Rewrite the items from the line containing "schedule-row: Sefiras Haomer - Count Day #7" through the line containing "event-time: 18:11 xyxy=(607,266,630,277)", inclusive, replacing "Count Day" with "Counting Day" and leaving everything else unchanged. Give only those lines.

(Data items)
# # # # #

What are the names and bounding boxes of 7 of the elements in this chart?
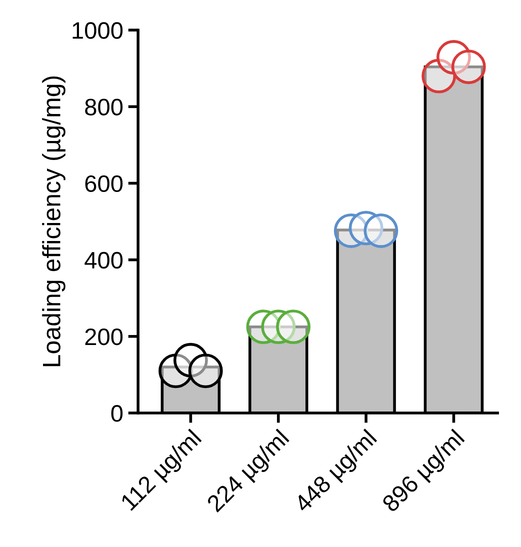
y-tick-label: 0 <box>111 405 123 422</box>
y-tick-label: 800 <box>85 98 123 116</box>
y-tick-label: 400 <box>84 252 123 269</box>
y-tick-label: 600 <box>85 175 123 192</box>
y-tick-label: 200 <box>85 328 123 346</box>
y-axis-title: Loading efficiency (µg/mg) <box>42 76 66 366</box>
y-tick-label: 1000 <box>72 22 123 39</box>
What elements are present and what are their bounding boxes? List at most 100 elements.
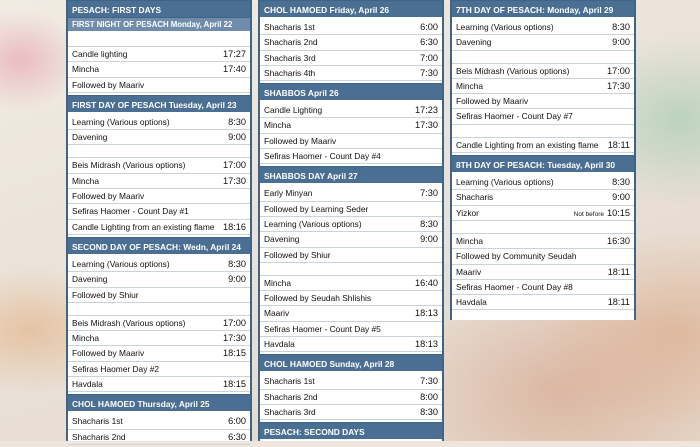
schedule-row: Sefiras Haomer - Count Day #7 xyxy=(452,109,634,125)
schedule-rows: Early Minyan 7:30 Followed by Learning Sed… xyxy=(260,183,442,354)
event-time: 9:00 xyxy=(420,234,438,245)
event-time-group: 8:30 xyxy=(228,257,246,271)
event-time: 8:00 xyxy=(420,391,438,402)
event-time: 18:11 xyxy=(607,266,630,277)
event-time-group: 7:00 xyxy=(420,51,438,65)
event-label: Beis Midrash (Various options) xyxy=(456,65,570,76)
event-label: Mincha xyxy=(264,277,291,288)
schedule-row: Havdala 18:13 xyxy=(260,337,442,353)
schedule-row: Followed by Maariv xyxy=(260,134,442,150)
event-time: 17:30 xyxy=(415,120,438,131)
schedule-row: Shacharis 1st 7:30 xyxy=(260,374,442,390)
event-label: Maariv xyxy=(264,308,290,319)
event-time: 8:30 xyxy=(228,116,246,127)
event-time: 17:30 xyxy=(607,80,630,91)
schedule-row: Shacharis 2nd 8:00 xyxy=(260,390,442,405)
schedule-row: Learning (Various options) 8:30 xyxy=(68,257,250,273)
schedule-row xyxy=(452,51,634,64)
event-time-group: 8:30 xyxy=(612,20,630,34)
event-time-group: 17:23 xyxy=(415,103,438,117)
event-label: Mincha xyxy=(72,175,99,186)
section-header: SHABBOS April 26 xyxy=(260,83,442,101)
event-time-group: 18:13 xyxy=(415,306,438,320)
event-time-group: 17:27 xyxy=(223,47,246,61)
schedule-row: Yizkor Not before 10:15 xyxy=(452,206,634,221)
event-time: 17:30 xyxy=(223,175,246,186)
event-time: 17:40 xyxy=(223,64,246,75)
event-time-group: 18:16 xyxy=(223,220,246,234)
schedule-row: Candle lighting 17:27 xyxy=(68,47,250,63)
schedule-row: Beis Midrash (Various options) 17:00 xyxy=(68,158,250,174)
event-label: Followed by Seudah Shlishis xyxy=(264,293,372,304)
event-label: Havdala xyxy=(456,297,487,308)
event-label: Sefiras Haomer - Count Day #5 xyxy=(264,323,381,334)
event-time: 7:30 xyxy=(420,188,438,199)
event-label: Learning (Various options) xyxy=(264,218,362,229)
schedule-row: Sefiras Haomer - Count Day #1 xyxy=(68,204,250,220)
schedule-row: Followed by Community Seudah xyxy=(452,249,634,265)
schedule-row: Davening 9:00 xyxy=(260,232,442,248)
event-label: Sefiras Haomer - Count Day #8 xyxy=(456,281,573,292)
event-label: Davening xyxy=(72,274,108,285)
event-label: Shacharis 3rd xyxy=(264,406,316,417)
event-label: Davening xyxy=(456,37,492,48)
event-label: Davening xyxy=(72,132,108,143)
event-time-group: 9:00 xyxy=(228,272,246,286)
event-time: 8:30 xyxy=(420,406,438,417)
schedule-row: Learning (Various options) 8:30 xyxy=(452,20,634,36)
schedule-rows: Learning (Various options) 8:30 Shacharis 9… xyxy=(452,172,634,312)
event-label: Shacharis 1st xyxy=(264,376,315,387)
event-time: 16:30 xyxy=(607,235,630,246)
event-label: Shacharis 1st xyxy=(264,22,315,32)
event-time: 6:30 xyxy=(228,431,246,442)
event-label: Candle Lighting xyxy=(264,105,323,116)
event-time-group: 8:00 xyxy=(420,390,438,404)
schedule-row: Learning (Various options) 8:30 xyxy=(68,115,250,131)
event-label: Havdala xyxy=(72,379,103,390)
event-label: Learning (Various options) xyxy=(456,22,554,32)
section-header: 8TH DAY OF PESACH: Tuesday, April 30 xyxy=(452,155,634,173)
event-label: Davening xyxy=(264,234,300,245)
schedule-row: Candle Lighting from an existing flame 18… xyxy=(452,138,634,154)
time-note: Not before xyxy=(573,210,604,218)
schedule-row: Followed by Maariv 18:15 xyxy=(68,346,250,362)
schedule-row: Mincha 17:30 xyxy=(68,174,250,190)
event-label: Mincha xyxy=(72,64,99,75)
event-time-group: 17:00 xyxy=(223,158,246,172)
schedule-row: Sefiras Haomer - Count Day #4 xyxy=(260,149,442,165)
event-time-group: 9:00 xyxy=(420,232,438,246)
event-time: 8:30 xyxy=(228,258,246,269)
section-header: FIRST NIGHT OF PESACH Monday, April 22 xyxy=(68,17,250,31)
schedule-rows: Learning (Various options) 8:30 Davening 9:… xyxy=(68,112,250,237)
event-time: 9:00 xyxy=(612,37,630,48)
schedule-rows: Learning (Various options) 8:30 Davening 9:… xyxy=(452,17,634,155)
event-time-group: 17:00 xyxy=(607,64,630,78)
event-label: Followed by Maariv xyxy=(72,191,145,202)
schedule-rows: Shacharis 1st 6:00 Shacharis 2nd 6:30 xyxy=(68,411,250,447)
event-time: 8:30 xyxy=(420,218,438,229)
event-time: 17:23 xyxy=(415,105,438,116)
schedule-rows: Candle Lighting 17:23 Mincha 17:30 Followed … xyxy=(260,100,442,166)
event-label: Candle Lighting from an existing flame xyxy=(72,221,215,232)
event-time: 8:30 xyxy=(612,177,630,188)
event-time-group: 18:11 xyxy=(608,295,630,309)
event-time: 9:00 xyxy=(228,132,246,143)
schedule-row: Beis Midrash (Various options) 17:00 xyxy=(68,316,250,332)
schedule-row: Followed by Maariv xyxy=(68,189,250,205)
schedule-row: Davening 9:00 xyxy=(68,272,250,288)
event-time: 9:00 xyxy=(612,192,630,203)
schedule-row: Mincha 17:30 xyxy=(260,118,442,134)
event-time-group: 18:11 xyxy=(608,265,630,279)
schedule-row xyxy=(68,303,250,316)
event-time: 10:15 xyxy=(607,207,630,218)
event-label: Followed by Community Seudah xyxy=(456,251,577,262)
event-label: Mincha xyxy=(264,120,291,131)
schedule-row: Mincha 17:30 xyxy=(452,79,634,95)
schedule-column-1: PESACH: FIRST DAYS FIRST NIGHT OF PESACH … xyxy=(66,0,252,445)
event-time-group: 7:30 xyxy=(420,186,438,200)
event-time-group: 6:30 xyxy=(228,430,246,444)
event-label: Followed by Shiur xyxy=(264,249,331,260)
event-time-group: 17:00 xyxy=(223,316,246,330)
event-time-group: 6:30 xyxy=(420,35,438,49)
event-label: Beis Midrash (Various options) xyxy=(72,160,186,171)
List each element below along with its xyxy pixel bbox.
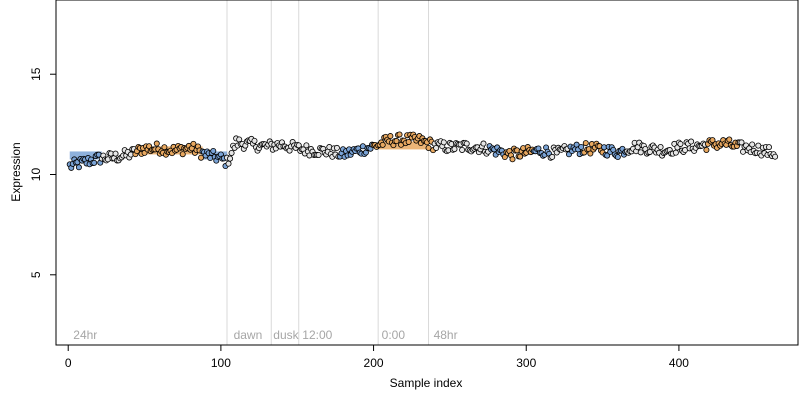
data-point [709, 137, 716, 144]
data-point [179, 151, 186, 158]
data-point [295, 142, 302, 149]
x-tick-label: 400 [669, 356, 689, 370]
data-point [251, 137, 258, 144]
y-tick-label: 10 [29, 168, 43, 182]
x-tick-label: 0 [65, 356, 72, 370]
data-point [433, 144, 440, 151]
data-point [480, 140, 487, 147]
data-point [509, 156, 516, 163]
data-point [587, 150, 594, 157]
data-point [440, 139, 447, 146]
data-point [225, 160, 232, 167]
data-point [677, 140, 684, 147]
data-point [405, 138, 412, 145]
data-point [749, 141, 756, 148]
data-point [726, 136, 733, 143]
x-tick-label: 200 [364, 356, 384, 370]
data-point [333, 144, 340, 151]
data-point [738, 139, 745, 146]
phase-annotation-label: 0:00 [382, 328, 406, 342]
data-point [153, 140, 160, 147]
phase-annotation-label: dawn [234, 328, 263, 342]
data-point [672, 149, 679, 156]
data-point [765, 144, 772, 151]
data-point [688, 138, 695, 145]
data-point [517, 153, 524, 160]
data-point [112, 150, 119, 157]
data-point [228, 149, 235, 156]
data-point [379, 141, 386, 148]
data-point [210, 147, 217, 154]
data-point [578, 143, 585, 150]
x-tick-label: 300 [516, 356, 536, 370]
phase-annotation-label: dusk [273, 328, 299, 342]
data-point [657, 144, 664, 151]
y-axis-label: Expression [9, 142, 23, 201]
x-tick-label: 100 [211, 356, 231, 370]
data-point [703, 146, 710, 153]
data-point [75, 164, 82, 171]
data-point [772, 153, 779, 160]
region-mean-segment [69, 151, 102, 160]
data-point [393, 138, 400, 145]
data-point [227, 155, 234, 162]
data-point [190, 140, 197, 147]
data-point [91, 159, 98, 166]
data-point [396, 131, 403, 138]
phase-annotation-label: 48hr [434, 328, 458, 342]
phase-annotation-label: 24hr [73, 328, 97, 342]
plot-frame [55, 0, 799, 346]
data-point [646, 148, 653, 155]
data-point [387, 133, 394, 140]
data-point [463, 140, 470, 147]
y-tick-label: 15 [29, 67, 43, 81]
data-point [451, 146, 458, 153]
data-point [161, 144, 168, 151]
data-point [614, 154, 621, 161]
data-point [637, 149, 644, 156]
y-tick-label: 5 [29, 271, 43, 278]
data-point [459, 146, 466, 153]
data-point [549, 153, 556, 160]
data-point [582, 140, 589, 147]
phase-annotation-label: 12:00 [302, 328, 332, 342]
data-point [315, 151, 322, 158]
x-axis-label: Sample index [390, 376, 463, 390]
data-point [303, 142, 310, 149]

# # # # #

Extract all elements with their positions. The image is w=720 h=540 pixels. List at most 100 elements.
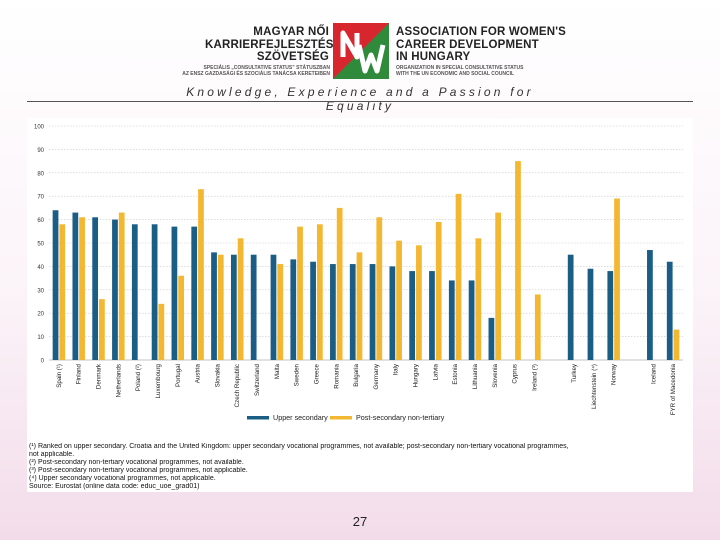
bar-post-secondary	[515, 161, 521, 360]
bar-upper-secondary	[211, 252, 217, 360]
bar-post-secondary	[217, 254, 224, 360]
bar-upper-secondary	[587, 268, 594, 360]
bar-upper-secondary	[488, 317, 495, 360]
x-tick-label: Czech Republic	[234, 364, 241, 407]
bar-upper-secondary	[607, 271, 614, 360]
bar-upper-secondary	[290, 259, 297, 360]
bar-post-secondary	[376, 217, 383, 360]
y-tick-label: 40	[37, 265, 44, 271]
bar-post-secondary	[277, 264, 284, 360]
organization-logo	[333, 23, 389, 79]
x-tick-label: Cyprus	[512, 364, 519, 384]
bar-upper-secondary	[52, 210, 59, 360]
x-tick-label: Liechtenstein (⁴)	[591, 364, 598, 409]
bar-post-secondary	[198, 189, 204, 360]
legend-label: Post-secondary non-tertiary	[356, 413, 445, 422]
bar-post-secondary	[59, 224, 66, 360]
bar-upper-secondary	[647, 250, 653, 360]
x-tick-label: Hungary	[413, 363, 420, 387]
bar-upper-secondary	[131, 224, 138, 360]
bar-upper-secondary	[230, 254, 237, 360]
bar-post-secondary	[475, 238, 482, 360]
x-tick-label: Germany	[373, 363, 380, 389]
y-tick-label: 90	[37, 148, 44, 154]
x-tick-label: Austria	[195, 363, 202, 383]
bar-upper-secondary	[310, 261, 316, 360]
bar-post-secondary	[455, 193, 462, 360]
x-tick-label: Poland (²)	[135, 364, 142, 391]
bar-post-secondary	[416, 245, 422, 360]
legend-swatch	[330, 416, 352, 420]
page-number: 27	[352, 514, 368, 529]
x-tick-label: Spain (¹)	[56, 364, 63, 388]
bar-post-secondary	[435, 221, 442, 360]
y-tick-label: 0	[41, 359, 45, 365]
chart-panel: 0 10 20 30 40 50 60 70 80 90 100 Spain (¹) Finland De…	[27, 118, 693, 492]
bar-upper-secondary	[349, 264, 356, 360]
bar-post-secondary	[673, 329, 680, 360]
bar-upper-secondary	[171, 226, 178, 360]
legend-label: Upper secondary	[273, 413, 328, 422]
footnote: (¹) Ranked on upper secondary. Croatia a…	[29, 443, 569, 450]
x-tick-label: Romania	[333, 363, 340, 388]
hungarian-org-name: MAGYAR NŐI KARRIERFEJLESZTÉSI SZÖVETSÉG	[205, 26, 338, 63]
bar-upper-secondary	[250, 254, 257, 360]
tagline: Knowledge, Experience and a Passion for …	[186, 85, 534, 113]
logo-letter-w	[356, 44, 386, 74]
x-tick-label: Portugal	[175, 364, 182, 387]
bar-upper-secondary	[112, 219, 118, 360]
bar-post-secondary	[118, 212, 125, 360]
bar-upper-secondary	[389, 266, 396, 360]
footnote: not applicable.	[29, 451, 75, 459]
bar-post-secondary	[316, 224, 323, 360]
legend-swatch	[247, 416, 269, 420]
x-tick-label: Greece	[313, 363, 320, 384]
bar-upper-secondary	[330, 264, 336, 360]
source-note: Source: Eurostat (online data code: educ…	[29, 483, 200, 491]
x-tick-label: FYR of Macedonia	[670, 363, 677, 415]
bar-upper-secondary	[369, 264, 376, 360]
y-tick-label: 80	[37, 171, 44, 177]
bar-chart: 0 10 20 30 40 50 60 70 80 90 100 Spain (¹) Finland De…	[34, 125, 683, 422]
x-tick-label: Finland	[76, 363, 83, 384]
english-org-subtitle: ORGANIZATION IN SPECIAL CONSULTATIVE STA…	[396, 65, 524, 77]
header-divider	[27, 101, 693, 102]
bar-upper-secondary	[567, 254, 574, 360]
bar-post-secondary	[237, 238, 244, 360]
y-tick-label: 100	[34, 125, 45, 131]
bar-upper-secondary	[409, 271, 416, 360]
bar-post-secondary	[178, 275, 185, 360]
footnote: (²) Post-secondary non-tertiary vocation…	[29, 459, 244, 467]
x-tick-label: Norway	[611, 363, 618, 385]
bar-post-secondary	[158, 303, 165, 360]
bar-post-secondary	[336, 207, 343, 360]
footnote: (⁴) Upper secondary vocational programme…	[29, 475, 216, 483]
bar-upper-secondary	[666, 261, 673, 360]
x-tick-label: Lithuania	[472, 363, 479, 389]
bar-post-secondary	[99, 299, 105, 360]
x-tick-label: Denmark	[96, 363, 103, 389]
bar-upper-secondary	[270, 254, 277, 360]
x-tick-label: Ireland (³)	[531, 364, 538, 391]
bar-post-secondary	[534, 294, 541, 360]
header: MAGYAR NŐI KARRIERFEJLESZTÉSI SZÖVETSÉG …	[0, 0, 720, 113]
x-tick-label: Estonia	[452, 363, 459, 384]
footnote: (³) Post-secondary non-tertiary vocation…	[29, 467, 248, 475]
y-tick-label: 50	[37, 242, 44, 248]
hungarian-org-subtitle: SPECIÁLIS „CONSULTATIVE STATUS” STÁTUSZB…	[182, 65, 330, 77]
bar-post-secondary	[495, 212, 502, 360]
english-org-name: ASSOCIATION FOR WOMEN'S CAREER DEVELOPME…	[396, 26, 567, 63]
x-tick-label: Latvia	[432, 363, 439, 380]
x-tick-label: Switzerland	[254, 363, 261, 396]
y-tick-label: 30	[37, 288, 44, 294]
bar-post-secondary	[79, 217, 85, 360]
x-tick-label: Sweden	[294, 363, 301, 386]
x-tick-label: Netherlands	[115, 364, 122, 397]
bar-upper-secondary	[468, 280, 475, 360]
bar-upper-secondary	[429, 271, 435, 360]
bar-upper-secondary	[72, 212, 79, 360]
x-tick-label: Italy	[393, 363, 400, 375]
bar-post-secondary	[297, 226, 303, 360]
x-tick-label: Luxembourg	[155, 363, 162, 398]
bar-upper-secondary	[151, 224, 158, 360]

# # # # #

- _Problem solution_:
schedule-row: Sefiras Haomer - Counting Day #7 xyxy=(452,109,634,125)
schedule-rows: Early Minyan 7:30 Followed by Learning Sed… xyxy=(260,183,442,354)
event-time: 9:00 xyxy=(420,234,438,245)
event-time-group: 8:30 xyxy=(228,257,246,271)
event-time: 8:00 xyxy=(420,391,438,402)
event-time: 18:11 xyxy=(607,266,630,277)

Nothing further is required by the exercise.